▶ **Exercise**
Each line below should be retyped exactly, with no pictures.

[Recorded data]
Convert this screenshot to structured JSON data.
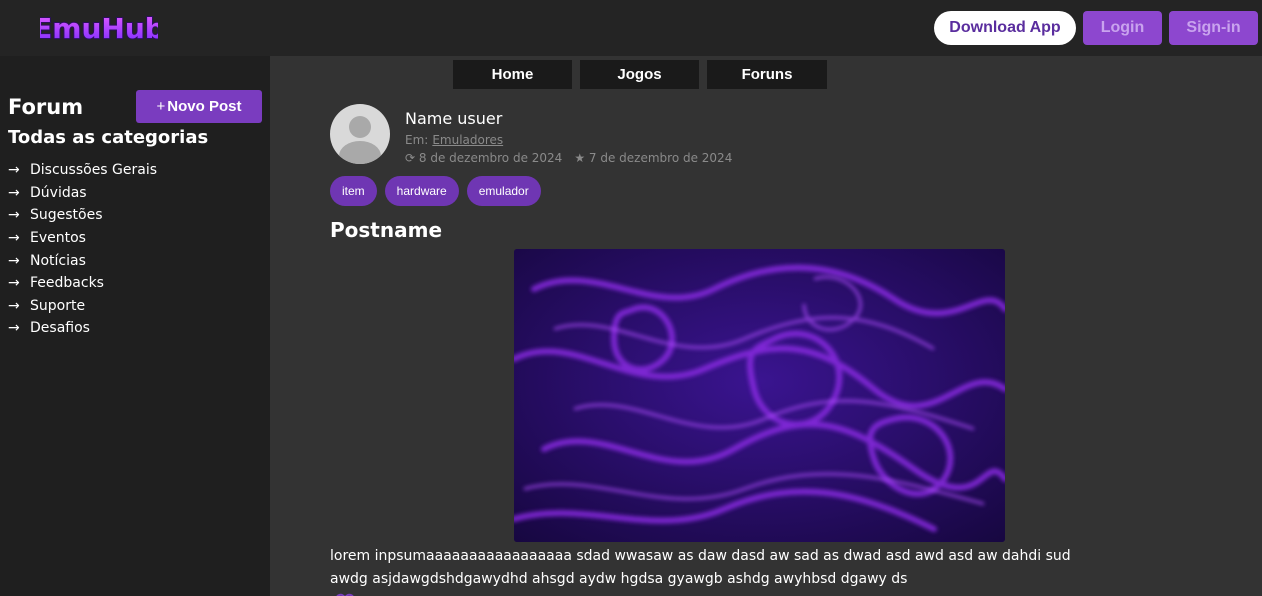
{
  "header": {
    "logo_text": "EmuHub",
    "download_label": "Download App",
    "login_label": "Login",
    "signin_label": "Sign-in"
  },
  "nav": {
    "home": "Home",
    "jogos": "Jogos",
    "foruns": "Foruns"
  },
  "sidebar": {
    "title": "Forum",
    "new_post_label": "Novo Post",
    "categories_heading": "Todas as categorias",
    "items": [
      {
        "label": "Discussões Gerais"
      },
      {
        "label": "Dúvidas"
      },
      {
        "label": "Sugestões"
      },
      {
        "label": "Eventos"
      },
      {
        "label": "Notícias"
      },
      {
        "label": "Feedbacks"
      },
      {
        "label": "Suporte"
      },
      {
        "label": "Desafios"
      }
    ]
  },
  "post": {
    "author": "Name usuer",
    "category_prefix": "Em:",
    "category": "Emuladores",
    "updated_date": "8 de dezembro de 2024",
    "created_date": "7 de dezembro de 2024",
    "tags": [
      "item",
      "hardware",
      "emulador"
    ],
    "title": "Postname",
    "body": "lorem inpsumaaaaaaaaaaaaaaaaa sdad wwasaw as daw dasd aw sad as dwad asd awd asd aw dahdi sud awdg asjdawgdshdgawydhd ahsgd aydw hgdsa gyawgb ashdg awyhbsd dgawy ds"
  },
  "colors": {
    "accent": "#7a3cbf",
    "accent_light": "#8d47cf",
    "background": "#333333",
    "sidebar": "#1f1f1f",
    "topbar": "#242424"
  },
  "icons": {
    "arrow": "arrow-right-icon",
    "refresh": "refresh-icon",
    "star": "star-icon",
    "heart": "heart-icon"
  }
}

▶ **Solution to the problem**
Convert this screenshot to structured JSON data.
{
  "header": {
    "logo_text": "EmuHub",
    "download_label": "Download App",
    "login_label": "Login",
    "signin_label": "Sign-in"
  },
  "nav": {
    "home": "Home",
    "jogos": "Jogos",
    "foruns": "Foruns"
  },
  "sidebar": {
    "title": "Forum",
    "new_post_label": "Novo Post",
    "categories_heading": "Todas as categorias",
    "items": [
      {
        "label": "Discussões Gerais"
      },
      {
        "label": "Dúvidas"
      },
      {
        "label": "Sugestões"
      },
      {
        "label": "Eventos"
      },
      {
        "label": "Notícias"
      },
      {
        "label": "Feedbacks"
      },
      {
        "label": "Suporte"
      },
      {
        "label": "Desafios"
      }
    ]
  },
  "post": {
    "author": "Name usuer",
    "category_prefix": "Em:",
    "category": "Emuladores",
    "updated_date": "8 de dezembro de 2024",
    "created_date": "7 de dezembro de 2024",
    "tags": [
      "item",
      "hardware",
      "emulador"
    ],
    "title": "Postname",
    "body": "lorem inpsumaaaaaaaaaaaaaaaaa sdad wwasaw as daw dasd aw sad as dwad asd awd asd aw dahdi sud awdg asjdawgdshdgawydhd ahsgd aydw hgdsa gyawgb ashdg awyhbsd dgawy ds"
  },
  "colors": {
    "accent": "#7a3cbf",
    "accent_light": "#8d47cf",
    "background": "#333333",
    "sidebar": "#1f1f1f",
    "topbar": "#242424"
  },
  "icons": {
    "arrow": "arrow-right-icon",
    "refresh": "refresh-icon",
    "star": "star-icon",
    "heart": "heart-icon"
  }
}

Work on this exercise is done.